### What you will do
Gather all lines containing the string "няколко" and copy them out.

### Extracted records
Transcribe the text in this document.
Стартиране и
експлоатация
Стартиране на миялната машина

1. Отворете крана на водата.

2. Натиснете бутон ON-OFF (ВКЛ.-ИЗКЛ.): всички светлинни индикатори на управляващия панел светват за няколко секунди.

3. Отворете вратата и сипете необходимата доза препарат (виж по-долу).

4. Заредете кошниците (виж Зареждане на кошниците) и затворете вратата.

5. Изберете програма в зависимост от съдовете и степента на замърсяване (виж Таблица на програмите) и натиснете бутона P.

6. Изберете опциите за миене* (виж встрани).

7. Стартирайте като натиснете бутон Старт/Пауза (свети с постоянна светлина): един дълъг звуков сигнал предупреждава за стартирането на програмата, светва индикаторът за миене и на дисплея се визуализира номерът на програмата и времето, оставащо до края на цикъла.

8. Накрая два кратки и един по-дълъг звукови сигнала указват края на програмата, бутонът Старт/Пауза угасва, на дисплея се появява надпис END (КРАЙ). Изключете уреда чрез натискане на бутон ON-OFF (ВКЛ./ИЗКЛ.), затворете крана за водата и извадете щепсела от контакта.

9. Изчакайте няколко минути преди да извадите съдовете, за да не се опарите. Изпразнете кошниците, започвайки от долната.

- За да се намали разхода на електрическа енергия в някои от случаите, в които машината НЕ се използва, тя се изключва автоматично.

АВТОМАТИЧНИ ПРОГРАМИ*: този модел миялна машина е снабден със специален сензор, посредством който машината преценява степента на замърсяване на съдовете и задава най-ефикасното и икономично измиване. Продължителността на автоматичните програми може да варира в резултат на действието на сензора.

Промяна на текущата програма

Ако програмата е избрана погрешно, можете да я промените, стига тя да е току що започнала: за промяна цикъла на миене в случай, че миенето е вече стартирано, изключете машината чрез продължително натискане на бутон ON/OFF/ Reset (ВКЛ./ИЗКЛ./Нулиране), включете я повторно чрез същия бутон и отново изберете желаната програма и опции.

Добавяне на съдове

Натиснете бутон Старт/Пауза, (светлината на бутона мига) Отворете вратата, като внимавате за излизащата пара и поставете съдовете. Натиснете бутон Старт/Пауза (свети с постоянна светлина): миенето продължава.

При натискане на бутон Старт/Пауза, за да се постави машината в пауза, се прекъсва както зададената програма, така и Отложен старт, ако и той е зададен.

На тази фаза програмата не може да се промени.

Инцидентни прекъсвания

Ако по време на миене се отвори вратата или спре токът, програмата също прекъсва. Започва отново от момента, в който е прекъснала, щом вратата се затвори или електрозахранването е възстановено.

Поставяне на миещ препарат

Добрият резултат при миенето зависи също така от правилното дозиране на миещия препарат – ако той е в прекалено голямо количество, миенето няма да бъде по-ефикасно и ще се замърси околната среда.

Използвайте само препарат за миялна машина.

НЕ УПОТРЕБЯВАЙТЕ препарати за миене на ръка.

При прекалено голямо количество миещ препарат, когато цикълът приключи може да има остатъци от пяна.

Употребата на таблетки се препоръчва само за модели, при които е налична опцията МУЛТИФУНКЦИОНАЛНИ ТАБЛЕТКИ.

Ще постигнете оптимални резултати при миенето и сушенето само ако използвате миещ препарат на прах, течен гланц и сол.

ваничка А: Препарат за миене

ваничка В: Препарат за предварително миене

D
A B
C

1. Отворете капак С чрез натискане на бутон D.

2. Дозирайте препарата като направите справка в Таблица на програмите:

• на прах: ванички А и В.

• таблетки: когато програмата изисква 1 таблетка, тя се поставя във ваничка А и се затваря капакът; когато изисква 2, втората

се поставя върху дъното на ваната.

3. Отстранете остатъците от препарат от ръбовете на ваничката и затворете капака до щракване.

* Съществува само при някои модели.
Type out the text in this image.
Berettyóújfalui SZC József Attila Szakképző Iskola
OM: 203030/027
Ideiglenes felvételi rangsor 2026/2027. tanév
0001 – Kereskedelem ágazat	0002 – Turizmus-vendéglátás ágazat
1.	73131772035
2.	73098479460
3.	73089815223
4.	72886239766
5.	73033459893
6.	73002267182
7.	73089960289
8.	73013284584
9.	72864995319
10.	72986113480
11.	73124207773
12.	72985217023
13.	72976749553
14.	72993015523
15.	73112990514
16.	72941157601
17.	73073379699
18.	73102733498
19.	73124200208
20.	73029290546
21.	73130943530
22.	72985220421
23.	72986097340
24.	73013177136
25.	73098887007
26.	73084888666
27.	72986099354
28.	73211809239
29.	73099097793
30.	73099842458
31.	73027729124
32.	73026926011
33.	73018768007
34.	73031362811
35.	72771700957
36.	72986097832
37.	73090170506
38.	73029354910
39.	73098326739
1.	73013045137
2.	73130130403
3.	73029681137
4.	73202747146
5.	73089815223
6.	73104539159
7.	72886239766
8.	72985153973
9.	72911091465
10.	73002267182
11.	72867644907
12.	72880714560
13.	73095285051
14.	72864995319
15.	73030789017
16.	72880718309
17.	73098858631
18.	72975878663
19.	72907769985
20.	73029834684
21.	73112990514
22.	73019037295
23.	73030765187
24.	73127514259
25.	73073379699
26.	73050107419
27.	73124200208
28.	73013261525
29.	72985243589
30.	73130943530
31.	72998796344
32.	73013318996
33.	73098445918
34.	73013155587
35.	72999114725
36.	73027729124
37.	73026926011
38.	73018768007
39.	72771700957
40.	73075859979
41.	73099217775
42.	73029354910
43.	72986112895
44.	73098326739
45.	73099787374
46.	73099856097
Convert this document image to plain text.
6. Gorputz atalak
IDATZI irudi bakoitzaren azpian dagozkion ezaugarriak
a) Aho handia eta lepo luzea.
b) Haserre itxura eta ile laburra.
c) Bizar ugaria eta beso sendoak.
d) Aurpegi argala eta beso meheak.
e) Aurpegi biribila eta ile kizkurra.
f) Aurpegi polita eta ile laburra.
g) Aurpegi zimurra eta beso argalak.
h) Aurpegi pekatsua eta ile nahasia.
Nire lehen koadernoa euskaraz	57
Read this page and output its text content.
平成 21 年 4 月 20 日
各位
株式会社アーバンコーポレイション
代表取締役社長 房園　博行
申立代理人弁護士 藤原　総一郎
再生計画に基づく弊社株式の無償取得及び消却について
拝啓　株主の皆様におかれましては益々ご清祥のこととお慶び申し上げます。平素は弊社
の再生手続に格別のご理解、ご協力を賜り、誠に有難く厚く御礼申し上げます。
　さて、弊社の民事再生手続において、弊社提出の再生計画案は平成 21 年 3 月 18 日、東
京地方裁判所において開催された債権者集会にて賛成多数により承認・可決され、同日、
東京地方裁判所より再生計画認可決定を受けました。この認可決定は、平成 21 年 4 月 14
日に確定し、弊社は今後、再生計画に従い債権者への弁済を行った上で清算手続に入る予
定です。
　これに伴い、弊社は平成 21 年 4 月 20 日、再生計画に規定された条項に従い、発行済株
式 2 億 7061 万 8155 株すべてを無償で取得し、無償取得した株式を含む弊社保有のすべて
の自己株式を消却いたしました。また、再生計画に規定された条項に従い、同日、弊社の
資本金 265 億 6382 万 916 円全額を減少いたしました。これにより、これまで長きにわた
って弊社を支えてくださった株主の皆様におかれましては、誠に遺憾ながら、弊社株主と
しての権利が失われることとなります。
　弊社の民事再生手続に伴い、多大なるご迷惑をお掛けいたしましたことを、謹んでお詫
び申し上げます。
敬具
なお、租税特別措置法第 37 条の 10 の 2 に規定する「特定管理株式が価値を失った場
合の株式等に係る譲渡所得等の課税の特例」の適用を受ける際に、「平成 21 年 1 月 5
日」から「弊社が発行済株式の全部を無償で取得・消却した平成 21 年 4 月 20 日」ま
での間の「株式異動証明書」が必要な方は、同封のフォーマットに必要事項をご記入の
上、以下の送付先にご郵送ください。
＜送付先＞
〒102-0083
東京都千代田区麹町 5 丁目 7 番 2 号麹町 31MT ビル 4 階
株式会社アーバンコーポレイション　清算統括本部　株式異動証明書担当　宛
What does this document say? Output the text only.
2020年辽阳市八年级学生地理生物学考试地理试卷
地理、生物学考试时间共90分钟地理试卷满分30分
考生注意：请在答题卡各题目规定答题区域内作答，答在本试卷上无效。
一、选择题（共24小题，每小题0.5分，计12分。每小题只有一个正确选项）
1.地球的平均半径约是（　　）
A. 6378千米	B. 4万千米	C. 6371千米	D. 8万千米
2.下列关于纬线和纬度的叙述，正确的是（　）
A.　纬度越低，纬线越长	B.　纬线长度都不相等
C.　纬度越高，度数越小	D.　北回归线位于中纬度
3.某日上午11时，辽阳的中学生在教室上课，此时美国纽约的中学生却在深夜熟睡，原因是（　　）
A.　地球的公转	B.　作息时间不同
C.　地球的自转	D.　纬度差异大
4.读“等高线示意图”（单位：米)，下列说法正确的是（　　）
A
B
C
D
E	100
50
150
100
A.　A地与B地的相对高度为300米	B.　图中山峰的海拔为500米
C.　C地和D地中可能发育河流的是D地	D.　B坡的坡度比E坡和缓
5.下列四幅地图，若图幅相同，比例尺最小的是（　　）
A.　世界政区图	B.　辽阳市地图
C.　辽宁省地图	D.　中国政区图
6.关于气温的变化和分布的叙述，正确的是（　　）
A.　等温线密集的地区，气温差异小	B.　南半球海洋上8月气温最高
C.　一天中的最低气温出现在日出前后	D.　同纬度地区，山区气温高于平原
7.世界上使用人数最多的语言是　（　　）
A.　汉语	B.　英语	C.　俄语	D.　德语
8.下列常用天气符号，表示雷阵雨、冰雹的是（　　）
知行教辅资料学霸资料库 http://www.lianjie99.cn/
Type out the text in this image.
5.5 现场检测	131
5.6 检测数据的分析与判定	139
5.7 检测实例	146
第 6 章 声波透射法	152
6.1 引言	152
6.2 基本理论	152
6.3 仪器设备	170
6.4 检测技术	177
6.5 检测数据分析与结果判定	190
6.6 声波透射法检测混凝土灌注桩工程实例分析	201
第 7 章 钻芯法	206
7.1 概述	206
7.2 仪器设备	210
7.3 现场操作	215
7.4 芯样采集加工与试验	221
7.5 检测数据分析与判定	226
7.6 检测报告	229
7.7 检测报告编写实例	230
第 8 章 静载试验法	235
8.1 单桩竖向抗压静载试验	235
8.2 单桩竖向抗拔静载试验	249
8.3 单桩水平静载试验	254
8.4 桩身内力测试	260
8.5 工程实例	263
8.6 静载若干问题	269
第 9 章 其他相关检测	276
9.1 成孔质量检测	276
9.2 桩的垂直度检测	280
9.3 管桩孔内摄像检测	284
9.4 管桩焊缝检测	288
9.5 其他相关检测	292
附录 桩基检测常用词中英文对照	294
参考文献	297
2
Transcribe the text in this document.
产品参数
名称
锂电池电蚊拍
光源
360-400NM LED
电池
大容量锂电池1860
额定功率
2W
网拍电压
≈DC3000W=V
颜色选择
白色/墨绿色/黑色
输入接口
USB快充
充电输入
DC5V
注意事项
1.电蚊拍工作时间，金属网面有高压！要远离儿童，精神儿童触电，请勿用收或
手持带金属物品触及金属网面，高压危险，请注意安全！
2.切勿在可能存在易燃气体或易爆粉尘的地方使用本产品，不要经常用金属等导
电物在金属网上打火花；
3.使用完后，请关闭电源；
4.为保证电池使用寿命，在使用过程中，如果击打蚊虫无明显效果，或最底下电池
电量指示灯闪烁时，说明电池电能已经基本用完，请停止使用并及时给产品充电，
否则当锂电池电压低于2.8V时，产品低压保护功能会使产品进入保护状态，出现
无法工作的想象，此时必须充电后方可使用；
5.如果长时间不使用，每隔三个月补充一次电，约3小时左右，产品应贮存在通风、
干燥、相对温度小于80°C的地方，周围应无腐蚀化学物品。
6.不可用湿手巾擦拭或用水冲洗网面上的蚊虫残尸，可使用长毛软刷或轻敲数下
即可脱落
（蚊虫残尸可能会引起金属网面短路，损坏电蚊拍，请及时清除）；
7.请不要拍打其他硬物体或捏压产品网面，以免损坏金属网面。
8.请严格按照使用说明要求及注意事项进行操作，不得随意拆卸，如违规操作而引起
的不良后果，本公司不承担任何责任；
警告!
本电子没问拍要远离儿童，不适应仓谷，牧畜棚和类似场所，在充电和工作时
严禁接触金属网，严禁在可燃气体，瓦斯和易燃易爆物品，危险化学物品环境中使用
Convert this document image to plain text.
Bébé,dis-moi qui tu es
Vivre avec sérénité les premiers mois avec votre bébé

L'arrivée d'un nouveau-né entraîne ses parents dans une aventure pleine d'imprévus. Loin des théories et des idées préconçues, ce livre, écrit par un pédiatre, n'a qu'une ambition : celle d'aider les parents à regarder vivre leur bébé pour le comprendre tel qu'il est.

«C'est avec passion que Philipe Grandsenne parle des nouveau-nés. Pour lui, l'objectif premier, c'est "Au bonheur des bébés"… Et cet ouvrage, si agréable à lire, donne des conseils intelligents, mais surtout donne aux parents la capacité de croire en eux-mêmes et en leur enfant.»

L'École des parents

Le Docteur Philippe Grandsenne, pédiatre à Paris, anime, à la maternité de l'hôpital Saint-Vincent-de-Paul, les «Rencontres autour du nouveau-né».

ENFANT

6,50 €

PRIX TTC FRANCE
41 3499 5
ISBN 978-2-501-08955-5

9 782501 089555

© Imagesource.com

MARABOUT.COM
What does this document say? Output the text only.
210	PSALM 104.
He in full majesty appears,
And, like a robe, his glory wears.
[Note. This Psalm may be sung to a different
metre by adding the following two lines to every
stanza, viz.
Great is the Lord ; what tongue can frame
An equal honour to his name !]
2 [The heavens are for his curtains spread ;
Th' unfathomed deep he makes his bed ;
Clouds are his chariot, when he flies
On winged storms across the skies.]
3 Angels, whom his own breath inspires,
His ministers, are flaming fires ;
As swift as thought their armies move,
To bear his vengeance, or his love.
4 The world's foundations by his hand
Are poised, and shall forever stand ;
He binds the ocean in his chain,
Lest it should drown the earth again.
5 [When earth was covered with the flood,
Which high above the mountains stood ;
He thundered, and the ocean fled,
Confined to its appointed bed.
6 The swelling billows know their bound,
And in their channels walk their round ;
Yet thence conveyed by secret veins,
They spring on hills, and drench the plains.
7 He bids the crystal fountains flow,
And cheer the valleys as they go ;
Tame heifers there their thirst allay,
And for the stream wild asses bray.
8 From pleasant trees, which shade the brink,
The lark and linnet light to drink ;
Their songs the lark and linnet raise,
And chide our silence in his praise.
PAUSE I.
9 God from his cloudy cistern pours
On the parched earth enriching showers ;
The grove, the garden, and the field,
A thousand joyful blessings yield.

### Written answer
2. Натиснете бутон ON-OFF (ВКЛ.-ИЗКЛ.): всички светлинни индикатори на управляващия панел светват за няколко секунди.
9. Изчакайте няколко минути преди да извадите съдовете, за да не се опарите. Изпразнете кошниците, започвайки от долната.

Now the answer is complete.